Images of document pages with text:
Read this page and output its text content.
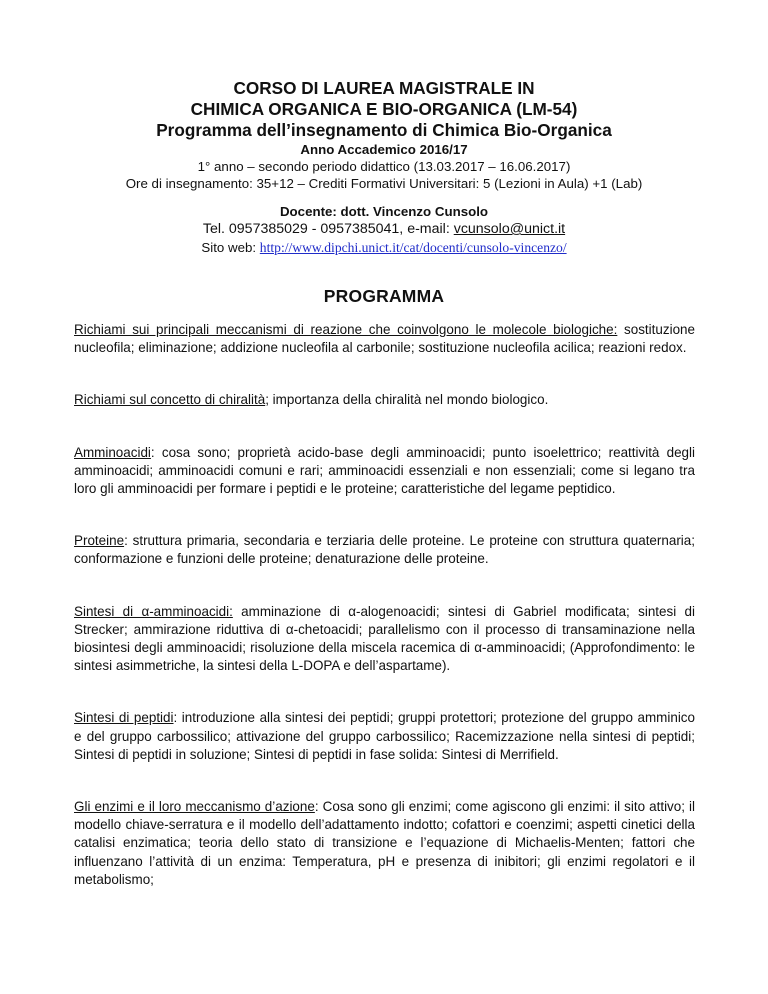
CORSO DI LAUREA MAGISTRALE IN

CHIMICA ORGANICA E BIO-ORGANICA (LM-54)

Programma dell’insegnamento di Chimica Bio-Organica

Anno Accademico 2016/17

1° anno – secondo periodo didattico (13.03.2017 – 16.06.2017)

Ore di insegnamento: 35+12 – Crediti Formativi Universitari: 5 (Lezioni in Aula) +1 (Lab)

Docente: dott. Vincenzo Cunsolo

Tel. 0957385029 - 0957385041, e-mail: vcunsolo@unict.it

Sito web: http://www.dipchi.unict.it/cat/docenti/cunsolo-vincenzo/

PROGRAMMA

Richiami sui principali meccanismi di reazione che coinvolgono le molecole biologiche: sostituzione nucleofila; eliminazione; addizione nucleofila al carbonile; sostituzione nucleofila acilica; reazioni redox.

Richiami sul concetto di chiralità; importanza della chiralità nel mondo biologico.

Amminoacidi: cosa sono; proprietà acido-base degli amminoacidi; punto isoelettrico; reattività degli amminoacidi; amminoacidi comuni e rari; amminoacidi essenziali e non essenziali; come si legano tra loro gli amminoacidi per formare i peptidi e le proteine; caratteristiche del legame peptidico.

Proteine: struttura primaria, secondaria e terziaria delle proteine. Le proteine con struttura quaternaria; conformazione e funzioni delle proteine; denaturazione delle proteine.

Sintesi di α-amminoacidi: amminazione di α-alogenoacidi; sintesi di Gabriel modificata; sintesi di Strecker; ammirazione riduttiva di α-chetoacidi; parallelismo con il processo di transaminazione nella biosintesi degli amminoacidi; risoluzione della miscela racemica di α-amminoacidi; (Approfondimento: le sintesi asimmetriche, la sintesi della L-DOPA e dell’aspartame).

Sintesi di peptidi: introduzione alla sintesi dei peptidi; gruppi protettori; protezione del gruppo amminico e del gruppo carbossilico; attivazione del gruppo carbossilico; Racemizzazione nella sintesi di peptidi; Sintesi di peptidi in soluzione; Sintesi di peptidi in fase solida: Sintesi di Merrifield.

Gli enzimi e il loro meccanismo d’azione: Cosa sono gli enzimi; come agiscono gli enzimi: il sito attivo; il modello chiave-serratura e il modello dell’adattamento indotto; cofattori e coenzimi; aspetti cinetici della catalisi enzimatica; teoria dello stato di transizione e l’equazione di Michaelis-Menten; fattori che influenzano l’attività di un enzima: Temperatura, pH e presenza di inibitori; gli enzimi regolatori e il metabolismo;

◆ EXERCISE OBJECTIVE ◆
For each line in the records that contains the word "nella", make a copy.

◆ EXERCISE RESULT ◆
Sintesi di α-amminoacidi: amminazione di α-alogenoacidi; sintesi di Gabriel modificata; sintesi di Strecker; ammirazione riduttiva di α-chetoacidi; parallelismo con il processo di transaminazione nella biosintesi degli amminoacidi; risoluzione della miscela racemica di α-amminoacidi; (Approfondimento: le sintesi asimmetriche, la sintesi della L-DOPA e dell’aspartame).
Sintesi di peptidi: introduzione alla sintesi dei peptidi; gruppi protettori; protezione del gruppo amminico e del gruppo carbossilico; attivazione del gruppo carbossilico; Racemizzazione nella sintesi di peptidi; Sintesi di peptidi in soluzione; Sintesi di peptidi in fase solida: Sintesi di Merrifield.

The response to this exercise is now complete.